Using the listing below, please gather every line containing the word "content".

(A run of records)
========
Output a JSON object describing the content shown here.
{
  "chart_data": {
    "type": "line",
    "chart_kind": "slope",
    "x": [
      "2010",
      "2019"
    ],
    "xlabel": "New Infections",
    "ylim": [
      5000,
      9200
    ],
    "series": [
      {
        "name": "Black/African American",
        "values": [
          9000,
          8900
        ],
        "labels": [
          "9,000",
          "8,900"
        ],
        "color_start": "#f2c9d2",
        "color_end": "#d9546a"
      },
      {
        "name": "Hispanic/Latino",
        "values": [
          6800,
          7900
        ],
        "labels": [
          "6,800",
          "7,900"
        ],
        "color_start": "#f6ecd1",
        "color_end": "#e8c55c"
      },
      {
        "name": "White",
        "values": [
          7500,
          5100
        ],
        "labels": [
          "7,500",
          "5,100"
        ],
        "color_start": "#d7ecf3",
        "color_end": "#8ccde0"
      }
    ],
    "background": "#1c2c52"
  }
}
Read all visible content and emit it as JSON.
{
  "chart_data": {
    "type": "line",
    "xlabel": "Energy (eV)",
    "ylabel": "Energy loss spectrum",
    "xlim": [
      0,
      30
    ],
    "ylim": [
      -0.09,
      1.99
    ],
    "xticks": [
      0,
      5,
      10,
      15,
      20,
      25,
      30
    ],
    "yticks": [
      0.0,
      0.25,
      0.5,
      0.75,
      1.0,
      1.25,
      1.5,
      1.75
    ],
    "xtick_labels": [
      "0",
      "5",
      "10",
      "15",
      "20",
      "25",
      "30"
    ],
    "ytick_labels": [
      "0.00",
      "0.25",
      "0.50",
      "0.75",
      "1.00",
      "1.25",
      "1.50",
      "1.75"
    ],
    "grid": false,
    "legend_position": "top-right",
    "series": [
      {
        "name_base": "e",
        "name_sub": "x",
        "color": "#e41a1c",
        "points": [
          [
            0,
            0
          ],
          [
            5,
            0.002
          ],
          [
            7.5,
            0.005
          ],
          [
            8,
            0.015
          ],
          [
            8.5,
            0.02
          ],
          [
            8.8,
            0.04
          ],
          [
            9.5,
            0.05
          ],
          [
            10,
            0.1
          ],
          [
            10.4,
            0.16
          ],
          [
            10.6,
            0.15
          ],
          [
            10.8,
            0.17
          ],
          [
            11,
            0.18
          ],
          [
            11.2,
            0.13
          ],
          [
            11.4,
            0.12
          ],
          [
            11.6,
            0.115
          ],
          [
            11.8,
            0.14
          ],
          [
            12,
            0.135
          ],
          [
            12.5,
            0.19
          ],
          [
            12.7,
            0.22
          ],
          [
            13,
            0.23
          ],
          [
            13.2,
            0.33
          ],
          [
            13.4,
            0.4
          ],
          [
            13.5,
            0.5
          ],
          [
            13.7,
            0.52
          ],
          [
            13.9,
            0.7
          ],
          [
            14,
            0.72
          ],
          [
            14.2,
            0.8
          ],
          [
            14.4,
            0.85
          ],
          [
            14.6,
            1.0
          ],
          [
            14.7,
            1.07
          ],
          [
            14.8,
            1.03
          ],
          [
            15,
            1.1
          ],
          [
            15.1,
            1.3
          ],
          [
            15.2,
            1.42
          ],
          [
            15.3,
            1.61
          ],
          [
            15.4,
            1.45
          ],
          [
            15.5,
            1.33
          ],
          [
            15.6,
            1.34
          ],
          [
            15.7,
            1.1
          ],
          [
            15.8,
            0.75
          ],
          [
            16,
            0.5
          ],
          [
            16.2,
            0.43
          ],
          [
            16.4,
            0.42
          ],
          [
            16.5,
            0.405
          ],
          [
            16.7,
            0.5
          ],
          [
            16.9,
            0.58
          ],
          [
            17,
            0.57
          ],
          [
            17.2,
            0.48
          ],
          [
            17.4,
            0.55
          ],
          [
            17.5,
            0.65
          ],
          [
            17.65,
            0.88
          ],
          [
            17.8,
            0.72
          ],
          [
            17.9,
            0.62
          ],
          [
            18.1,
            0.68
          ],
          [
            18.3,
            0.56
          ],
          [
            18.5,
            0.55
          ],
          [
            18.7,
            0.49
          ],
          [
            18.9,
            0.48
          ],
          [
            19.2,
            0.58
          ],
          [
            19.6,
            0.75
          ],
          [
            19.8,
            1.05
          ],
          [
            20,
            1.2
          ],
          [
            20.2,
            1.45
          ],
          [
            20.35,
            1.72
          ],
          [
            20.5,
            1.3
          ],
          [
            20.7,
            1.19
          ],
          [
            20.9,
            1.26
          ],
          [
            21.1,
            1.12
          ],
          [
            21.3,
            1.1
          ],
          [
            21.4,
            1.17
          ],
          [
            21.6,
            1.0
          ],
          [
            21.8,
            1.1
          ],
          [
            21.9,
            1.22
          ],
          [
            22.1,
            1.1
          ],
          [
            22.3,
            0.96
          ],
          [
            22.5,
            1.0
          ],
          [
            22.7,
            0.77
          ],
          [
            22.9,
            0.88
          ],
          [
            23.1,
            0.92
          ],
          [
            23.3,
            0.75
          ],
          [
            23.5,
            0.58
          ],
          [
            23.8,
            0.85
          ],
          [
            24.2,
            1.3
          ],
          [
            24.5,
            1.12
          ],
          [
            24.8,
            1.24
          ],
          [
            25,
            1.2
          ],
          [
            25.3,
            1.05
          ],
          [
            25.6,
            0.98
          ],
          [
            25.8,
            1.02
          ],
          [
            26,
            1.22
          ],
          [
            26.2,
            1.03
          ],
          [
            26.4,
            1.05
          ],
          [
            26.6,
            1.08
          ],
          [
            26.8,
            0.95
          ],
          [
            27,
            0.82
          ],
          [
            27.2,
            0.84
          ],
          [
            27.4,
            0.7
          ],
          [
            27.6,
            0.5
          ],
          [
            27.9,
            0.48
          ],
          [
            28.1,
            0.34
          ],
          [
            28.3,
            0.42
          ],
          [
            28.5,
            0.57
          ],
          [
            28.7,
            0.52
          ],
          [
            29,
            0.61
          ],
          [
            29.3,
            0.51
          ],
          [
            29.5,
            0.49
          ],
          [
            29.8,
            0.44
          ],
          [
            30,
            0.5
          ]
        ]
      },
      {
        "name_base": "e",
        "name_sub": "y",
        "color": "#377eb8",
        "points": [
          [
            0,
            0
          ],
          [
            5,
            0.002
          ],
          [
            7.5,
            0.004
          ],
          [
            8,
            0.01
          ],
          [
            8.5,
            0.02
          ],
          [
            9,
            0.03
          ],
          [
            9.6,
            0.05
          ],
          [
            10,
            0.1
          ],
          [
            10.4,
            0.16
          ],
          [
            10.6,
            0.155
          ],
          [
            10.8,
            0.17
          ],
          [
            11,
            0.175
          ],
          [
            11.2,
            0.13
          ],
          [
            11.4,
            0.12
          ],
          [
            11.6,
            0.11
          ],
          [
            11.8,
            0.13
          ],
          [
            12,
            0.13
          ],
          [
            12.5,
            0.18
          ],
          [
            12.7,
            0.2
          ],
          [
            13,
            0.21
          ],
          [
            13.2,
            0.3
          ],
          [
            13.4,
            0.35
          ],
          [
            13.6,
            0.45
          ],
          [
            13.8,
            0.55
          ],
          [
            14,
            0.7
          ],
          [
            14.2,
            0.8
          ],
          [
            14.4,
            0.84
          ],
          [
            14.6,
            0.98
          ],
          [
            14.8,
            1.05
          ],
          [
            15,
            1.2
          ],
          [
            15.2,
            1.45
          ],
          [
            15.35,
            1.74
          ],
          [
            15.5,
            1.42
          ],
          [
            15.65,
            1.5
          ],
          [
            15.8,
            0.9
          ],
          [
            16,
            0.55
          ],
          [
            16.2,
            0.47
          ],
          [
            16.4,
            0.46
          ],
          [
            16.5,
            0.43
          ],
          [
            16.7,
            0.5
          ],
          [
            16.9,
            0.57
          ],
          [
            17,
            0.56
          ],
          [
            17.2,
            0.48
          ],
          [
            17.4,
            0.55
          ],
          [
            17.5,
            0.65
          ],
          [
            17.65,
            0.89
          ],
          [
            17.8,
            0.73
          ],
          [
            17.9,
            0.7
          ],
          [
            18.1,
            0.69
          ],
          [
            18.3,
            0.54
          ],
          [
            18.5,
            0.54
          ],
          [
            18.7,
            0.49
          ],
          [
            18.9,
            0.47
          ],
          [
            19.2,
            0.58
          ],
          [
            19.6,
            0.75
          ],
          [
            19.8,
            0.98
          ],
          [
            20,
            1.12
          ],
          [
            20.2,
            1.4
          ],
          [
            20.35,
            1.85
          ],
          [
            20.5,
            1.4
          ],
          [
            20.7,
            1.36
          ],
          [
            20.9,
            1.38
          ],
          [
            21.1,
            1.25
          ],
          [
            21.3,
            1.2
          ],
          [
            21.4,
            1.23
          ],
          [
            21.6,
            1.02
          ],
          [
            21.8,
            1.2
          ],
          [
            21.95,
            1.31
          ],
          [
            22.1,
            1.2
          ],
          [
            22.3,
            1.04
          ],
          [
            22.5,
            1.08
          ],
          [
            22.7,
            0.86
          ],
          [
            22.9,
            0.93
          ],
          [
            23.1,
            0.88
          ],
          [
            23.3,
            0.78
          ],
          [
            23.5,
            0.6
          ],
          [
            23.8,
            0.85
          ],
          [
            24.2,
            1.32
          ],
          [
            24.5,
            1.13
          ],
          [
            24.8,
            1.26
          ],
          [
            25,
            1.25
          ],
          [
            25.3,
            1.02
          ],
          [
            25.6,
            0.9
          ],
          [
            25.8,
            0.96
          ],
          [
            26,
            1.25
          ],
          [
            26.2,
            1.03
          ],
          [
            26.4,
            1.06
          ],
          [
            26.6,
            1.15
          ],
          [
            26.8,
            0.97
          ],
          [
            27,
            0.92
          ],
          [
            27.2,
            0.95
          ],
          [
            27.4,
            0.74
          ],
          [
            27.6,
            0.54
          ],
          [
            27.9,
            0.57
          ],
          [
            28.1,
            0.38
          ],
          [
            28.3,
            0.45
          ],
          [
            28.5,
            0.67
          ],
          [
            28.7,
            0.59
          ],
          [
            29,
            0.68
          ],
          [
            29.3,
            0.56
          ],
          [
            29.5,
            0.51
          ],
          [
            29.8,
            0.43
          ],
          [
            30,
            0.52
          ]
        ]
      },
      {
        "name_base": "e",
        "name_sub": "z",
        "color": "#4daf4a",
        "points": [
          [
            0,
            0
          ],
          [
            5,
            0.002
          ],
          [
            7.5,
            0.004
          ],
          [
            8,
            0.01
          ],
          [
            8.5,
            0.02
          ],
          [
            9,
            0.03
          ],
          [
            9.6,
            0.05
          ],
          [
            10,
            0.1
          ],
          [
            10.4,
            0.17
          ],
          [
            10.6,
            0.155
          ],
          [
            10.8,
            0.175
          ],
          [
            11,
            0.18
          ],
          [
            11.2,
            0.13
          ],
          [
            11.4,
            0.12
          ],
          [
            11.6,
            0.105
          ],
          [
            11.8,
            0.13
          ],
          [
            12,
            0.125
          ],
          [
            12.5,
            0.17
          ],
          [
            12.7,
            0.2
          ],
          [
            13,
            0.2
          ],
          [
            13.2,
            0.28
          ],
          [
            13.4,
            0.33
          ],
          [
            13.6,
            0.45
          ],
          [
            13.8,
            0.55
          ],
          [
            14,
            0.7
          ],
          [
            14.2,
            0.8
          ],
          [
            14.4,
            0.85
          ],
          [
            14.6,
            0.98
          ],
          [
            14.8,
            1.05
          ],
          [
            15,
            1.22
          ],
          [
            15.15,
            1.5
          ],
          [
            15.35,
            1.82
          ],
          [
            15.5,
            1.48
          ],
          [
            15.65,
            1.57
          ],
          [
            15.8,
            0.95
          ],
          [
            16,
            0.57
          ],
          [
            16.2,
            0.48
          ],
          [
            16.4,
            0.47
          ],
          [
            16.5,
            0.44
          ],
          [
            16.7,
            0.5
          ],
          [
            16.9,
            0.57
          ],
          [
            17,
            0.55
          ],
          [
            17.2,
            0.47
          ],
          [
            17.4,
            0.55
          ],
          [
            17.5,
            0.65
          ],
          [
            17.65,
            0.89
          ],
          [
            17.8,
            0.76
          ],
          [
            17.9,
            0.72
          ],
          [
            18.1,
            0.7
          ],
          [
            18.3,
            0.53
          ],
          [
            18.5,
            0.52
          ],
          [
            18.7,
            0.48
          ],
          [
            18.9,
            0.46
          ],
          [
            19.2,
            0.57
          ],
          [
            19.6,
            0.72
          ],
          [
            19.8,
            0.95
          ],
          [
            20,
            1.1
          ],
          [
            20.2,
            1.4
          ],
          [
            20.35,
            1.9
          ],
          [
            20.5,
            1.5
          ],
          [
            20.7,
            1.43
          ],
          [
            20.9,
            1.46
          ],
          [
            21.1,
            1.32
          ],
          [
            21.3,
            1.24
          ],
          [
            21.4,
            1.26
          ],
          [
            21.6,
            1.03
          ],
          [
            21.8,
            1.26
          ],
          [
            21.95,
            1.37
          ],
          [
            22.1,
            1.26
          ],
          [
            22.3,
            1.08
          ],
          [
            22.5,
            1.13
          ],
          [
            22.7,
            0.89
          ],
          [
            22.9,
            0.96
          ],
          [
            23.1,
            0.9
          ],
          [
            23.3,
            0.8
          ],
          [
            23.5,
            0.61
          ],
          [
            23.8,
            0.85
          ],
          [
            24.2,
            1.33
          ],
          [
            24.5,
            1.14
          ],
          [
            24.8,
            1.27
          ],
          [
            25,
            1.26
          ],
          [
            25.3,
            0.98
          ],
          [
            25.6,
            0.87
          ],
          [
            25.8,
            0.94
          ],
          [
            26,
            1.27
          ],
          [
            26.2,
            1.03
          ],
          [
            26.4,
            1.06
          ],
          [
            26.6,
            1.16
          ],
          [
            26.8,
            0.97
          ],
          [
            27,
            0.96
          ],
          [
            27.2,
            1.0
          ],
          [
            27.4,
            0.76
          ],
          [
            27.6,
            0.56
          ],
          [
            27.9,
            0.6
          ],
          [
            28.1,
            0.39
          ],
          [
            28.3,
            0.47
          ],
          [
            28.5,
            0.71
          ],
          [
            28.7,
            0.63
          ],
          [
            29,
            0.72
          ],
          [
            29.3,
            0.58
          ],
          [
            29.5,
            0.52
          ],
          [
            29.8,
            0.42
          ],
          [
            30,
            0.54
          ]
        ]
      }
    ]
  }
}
========
- **ANSWER TO THIS EXERCISE**:
Output a JSON object describing the content shown here.
Read all visible content and emit it as JSON.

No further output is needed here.